Instructions for the task:
Do not carry the pictures over; copy every other part of the entries exactly.

[Data entries]
----

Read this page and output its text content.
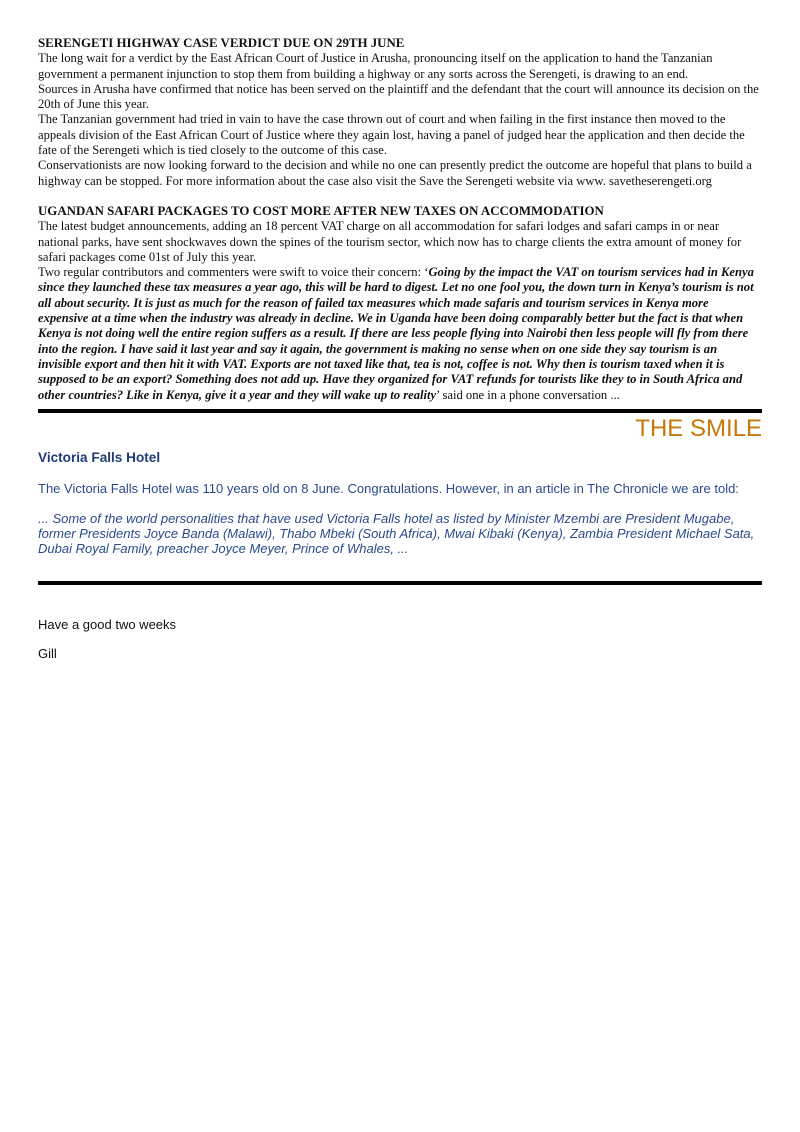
SERENGETI HIGHWAY CASE VERDICT DUE ON 29TH JUNE

The long wait for a verdict by the East African Court of Justice in Arusha, pronouncing itself on the application to hand the Tanzanian government a permanent injunction to stop them from building a highway or any sorts across the Serengeti, is drawing to an end.

Sources in Arusha have confirmed that notice has been served on the plaintiff and the defendant that the court will announce its decision on the 20th of June this year.

The Tanzanian government had tried in vain to have the case thrown out of court and when failing in the first instance then moved to the appeals division of the East African Court of Justice where they again lost, having a panel of judged hear the application and then decide the fate of the Serengeti which is tied closely to the outcome of this case.

Conservationists are now looking forward to the decision and while no one can presently predict the outcome are hopeful that plans to build a highway can be stopped. For more information about the case also visit the Save the Serengeti website via www. savetheserengeti.org

UGANDAN SAFARI PACKAGES TO COST MORE AFTER NEW TAXES ON ACCOMMODATION

The latest budget announcements, adding an 18 percent VAT charge on all accommodation for safari lodges and safari camps in or near national parks, have sent shockwaves down the spines of the tourism sector, which now has to charge clients the extra amount of money for safari packages come 01st of July this year.

Two regular contributors and commenters were swift to voice their concern: ‘Going by the impact the VAT on tourism services had in Kenya since they launched these tax measures a year ago, this will be hard to digest. Let no one fool you, the down turn in Kenya’s tourism is not all about security. It is just as much for the reason of failed tax measures which made safaris and tourism services in Kenya more expensive at a time when the industry was already in decline. We in Uganda have been doing comparably better but the fact is that when Kenya is not doing well the entire region suffers as a result. If there are less people flying into Nairobi then less people will fly from there into the region. I have said it last year and say it again, the government is making no sense when on one side they say tourism is an invisible export and then hit it with VAT. Exports are not taxed like that, tea is not, coffee is not. Why then is tourism taxed when it is supposed to be an export? Something does not add up. Have they organized for VAT refunds for tourists like they to in South Africa and other countries? Like in Kenya, give it a year and they will wake up to reality’ said one in a phone conversation ...

THE SMILE
Victoria Falls Hotel
The Victoria Falls Hotel was 110 years old on 8 June. Congratulations. However, in an article in The Chronicle we are told:
... Some of the world personalities that have used Victoria Falls hotel as listed by Minister Mzembi are President Mugabe, former Presidents Joyce Banda (Malawi), Thabo Mbeki (South Africa), Mwai Kibaki (Kenya), Zambia President Michael Sata, Dubai Royal Family, preacher Joyce Meyer, Prince of Whales, ...
Have a good two weeks
Gill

----

Response:
Read this page and output its text content.
SERENGETI HIGHWAY CASE VERDICT DUE ON 29TH JUNE

The long wait for a verdict by the East African Court of Justice in Arusha, pronouncing itself on the application to hand the Tanzanian government a permanent injunction to stop them from building a highway or any sorts across the Serengeti, is drawing to an end.

Sources in Arusha have confirmed that notice has been served on the plaintiff and the defendant that the court will announce its decision on the 20th of June this year.

The Tanzanian government had tried in vain to have the case thrown out of court and when failing in the first instance then moved to the appeals division of the East African Court of Justice where they again lost, having a panel of judged hear the application and then decide the fate of the Serengeti which is tied closely to the outcome of this case.

Conservationists are now looking forward to the decision and while no one can presently predict the outcome are hopeful that plans to build a highway can be stopped. For more information about the case also visit the Save the Serengeti website via www. savetheserengeti.org

UGANDAN SAFARI PACKAGES TO COST MORE AFTER NEW TAXES ON ACCOMMODATION

The latest budget announcements, adding an 18 percent VAT charge on all accommodation for safari lodges and safari camps in or near national parks, have sent shockwaves down the spines of the tourism sector, which now has to charge clients the extra amount of money for safari packages come 01st of July this year.

Two regular contributors and commenters were swift to voice their concern: ‘Going by the impact the VAT on tourism services had in Kenya since they launched these tax measures a year ago, this will be hard to digest. Let no one fool you, the down turn in Kenya’s tourism is not all about security. It is just as much for the reason of failed tax measures which made safaris and tourism services in Kenya more expensive at a time when the industry was already in decline. We in Uganda have been doing comparably better but the fact is that when Kenya is not doing well the entire region suffers as a result. If there are less people flying into Nairobi then less people will fly from there into the region. I have said it last year and say it again, the government is making no sense when on one side they say tourism is an invisible export and then hit it with VAT. Exports are not taxed like that, tea is not, coffee is not. Why then is tourism taxed when it is supposed to be an export? Something does not add up. Have they organized for VAT refunds for tourists like they to in South Africa and other countries? Like in Kenya, give it a year and they will wake up to reality’ said one in a phone conversation ...

THE SMILE
Victoria Falls Hotel
The Victoria Falls Hotel was 110 years old on 8 June. Congratulations. However, in an article in The Chronicle we are told:
... Some of the world personalities that have used Victoria Falls hotel as listed by Minister Mzembi are President Mugabe, former Presidents Joyce Banda (Malawi), Thabo Mbeki (South Africa), Mwai Kibaki (Kenya), Zambia President Michael Sata, Dubai Royal Family, preacher Joyce Meyer, Prince of Whales, ...
Have a good two weeks
Gill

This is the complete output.